YOUR TASK »
Find each line in the records below that contains the string "control", treating uppercase and lowercase as different, and copy those lines.

* BEGIN RECORDED DATA *

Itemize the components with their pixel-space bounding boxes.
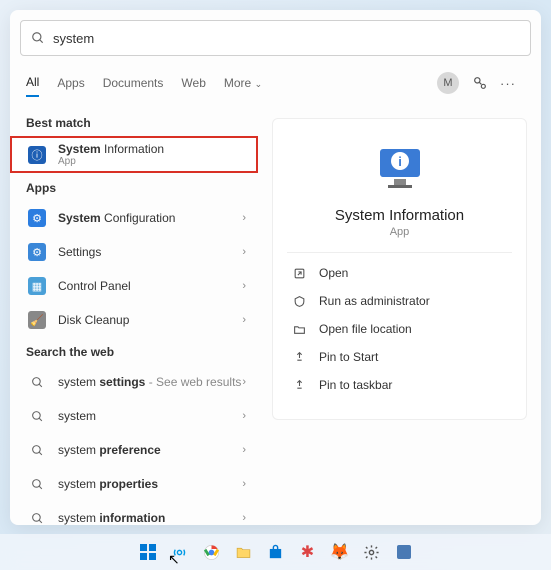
chevron-right-icon: › [242,246,246,258]
section-search-web: Search the web [10,337,258,365]
chevron-right-icon: › [242,478,246,490]
web-item[interactable]: system properties › [10,467,258,501]
web-item[interactable]: system › [10,399,258,433]
start-button[interactable] [134,538,162,566]
tab-web[interactable]: Web [181,70,205,96]
chevron-down-icon: ⌄ [255,79,263,89]
action-pin-start[interactable]: Pin to Start [287,343,512,371]
chevron-right-icon: › [242,512,246,524]
options-icon[interactable] [469,72,491,94]
pin-icon [289,351,309,364]
preview-title: System Information [287,207,512,224]
taskbar-store-icon[interactable] [262,538,290,566]
taskbar-broadcast-icon[interactable] [166,538,194,566]
user-avatar[interactable]: M [437,72,459,94]
action-open-location[interactable]: Open file location [287,315,512,343]
action-run-admin[interactable]: Run as administrator [287,287,512,315]
chevron-right-icon: › [242,280,246,292]
chevron-right-icon: › [242,376,246,388]
search-icon [26,405,48,427]
chevron-right-icon: › [242,314,246,326]
results-column: Best match ⓘ System Information App Apps… [10,100,258,525]
preview-subtitle: App [287,226,512,238]
settings-icon: ⚙ [26,241,48,263]
chevron-right-icon: › [242,410,246,422]
search-icon [26,371,48,393]
search-icon [26,507,48,525]
web-item[interactable]: system preference › [10,433,258,467]
search-icon [26,473,48,495]
disk-cleanup-icon: 🧹 [26,309,48,331]
system-information-large-icon: i [372,139,428,195]
web-item[interactable]: system information › [10,501,258,525]
tab-documents[interactable]: Documents [103,70,164,96]
tab-apps[interactable]: Apps [57,70,84,96]
taskbar-settings-icon[interactable] [358,538,386,566]
search-icon [26,439,48,461]
chevron-right-icon: › [242,444,246,456]
preview-card: i System Information App Open Run as adm… [272,118,527,420]
best-match-item[interactable]: ⓘ System Information App [10,136,258,173]
admin-icon [289,295,309,308]
section-best-match: Best match [10,108,258,136]
app-item-control-panel[interactable]: ▦ Control Panel › [10,269,258,303]
system-information-icon: ⓘ [26,144,48,166]
taskbar-app-icon[interactable] [390,538,418,566]
web-item[interactable]: system settings - See web results › [10,365,258,399]
section-apps: Apps [10,173,258,201]
tabs-row: All Apps Documents Web More ⌄ M ··· [10,66,541,100]
open-icon [289,267,309,280]
search-box[interactable] [20,20,531,56]
system-configuration-icon: ⚙ [26,207,48,229]
tab-all[interactable]: All [26,69,39,97]
taskbar-gimp-icon[interactable]: 🦊 [326,538,354,566]
taskbar-chrome-icon[interactable] [198,538,226,566]
search-icon [31,31,45,45]
pin-icon [289,379,309,392]
control-panel-icon: ▦ [26,275,48,297]
search-input[interactable] [53,31,520,46]
preview-column: i System Information App Open Run as adm… [258,100,541,525]
taskbar-app-icon[interactable]: ✱ [294,538,322,566]
taskbar-explorer-icon[interactable] [230,538,258,566]
app-item-system-configuration[interactable]: ⚙ System Configuration › [10,201,258,235]
svg-text:i: i [398,154,402,169]
tab-more[interactable]: More ⌄ [224,70,262,96]
app-item-settings[interactable]: ⚙ Settings › [10,235,258,269]
start-search-panel: All Apps Documents Web More ⌄ M ··· Best… [10,10,541,525]
folder-icon [289,323,309,336]
taskbar: ✱ 🦊 [0,534,551,570]
chevron-right-icon: › [242,212,246,224]
more-icon[interactable]: ··· [497,72,519,94]
action-pin-taskbar[interactable]: Pin to taskbar [287,371,512,399]
action-open[interactable]: Open [287,259,512,287]
app-item-disk-cleanup[interactable]: 🧹 Disk Cleanup › [10,303,258,337]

* END RECORDED DATA *

THE ANSWER »
app-item-control-panel[interactable]: ▦ Control Panel › [10,269,258,303]
control-panel-icon: ▦ [26,275,48,297]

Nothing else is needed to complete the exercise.